__Exercise directions__:
Check every line of the entries that follow, and copy the ones containing "social".

__Collected data entries__:
::::

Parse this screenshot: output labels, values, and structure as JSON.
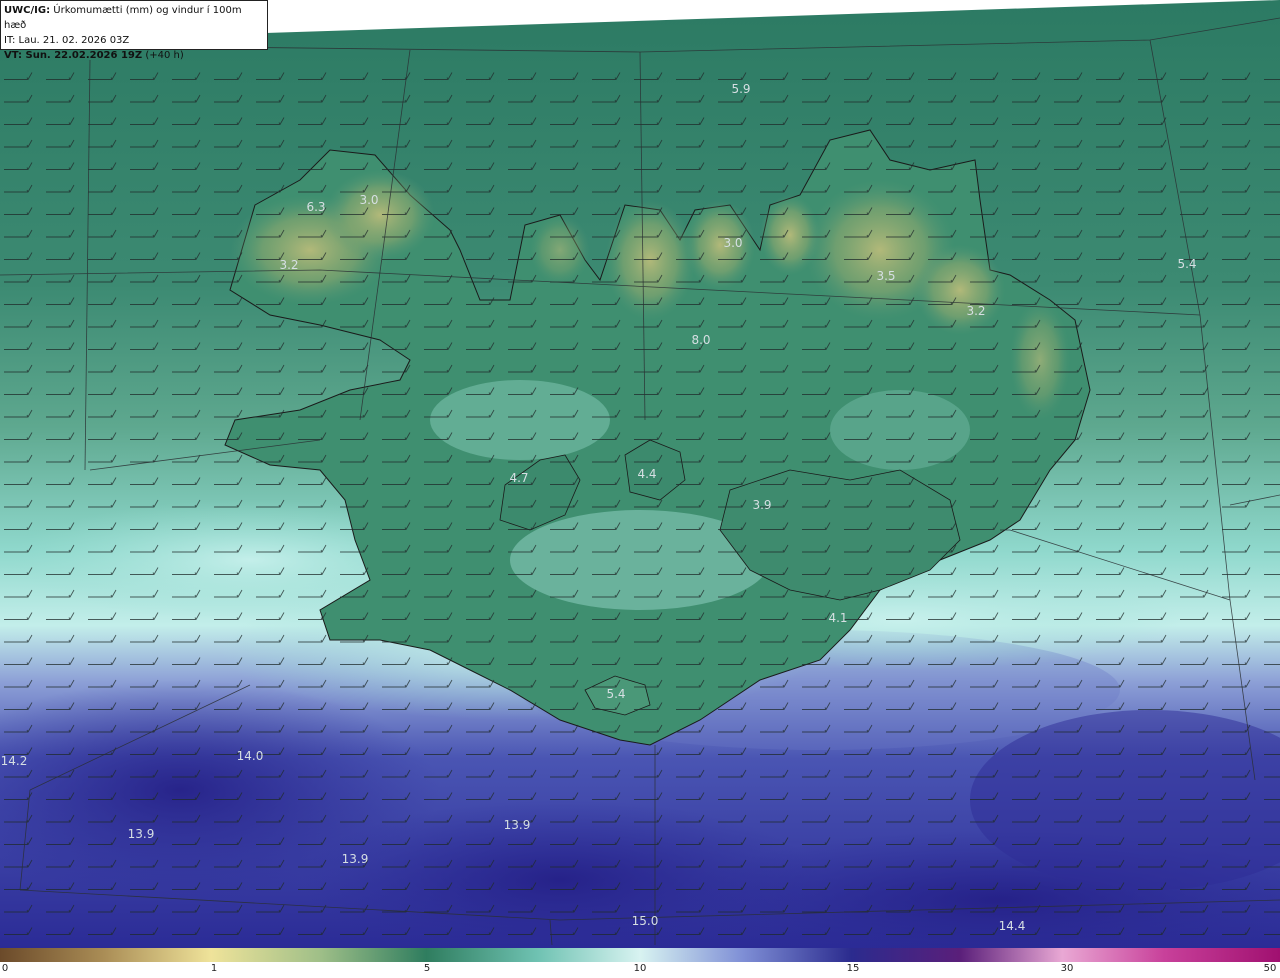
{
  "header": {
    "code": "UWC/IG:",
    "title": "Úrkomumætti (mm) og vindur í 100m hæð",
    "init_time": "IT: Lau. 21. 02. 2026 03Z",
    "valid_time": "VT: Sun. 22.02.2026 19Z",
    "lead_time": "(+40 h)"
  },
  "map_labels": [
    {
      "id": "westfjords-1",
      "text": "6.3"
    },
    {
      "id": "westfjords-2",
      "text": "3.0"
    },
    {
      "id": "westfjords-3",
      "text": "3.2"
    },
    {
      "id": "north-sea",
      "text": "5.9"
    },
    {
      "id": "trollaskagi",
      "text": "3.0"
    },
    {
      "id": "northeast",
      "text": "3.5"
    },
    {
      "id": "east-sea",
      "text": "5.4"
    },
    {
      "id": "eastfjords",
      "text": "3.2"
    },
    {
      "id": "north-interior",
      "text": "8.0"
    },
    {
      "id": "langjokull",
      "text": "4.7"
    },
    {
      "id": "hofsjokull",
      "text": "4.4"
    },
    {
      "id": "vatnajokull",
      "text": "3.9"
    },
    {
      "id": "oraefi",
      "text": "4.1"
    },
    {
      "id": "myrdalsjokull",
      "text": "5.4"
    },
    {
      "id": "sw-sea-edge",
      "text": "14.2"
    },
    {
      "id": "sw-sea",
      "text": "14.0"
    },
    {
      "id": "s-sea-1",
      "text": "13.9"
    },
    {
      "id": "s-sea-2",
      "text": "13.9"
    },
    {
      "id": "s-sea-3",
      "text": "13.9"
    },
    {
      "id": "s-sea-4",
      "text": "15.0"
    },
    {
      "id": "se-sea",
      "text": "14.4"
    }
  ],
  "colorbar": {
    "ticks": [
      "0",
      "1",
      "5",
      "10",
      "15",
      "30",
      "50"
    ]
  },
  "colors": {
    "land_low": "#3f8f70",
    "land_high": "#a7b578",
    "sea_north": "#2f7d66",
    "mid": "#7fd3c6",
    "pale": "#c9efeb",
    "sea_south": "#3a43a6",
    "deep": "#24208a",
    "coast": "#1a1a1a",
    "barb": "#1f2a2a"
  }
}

::::

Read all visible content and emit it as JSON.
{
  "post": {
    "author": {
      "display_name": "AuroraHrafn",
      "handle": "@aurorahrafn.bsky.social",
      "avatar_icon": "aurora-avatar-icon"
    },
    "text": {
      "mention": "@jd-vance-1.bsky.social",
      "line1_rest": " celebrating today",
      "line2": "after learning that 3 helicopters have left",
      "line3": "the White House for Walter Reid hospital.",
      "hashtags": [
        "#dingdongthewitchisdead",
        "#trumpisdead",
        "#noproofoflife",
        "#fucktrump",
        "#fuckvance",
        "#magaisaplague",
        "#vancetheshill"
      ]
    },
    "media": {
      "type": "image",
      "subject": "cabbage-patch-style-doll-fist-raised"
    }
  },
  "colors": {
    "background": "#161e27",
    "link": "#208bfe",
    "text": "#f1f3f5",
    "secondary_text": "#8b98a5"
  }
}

::::

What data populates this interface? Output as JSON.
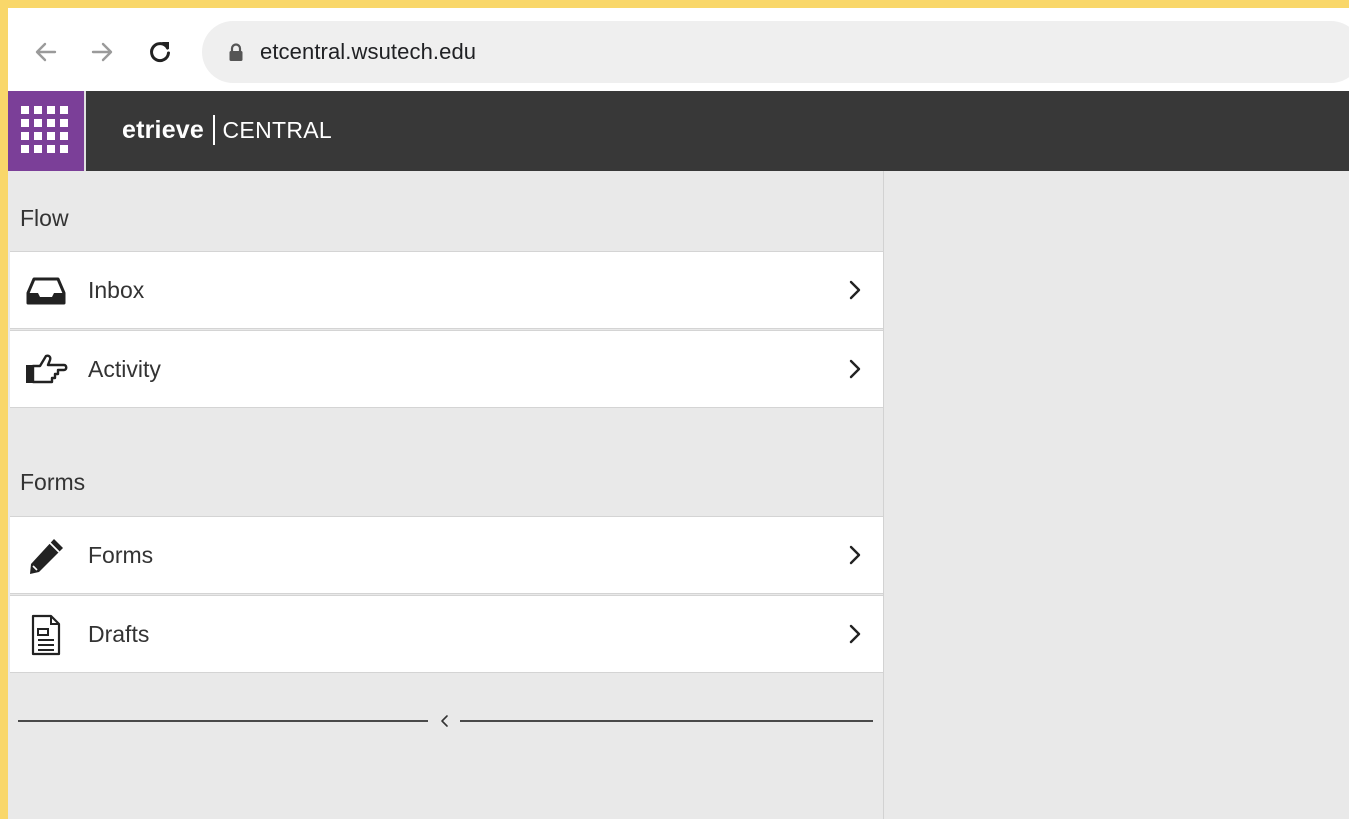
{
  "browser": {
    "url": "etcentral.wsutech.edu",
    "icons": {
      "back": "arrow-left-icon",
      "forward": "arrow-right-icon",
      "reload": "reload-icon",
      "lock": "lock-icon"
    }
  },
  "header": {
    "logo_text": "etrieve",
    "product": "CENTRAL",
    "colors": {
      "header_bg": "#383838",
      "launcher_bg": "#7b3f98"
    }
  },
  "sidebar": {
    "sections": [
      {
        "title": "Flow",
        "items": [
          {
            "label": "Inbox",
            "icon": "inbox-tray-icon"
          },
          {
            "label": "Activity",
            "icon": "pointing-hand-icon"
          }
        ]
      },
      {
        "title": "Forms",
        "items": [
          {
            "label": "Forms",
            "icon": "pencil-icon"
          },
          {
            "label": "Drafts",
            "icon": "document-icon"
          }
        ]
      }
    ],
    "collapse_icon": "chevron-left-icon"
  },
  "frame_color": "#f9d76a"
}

::::

__Exercise solution__:
      "handle": "@aurorahrafn.bsky.social",
      "mention": "@jd-vance-1.bsky.social",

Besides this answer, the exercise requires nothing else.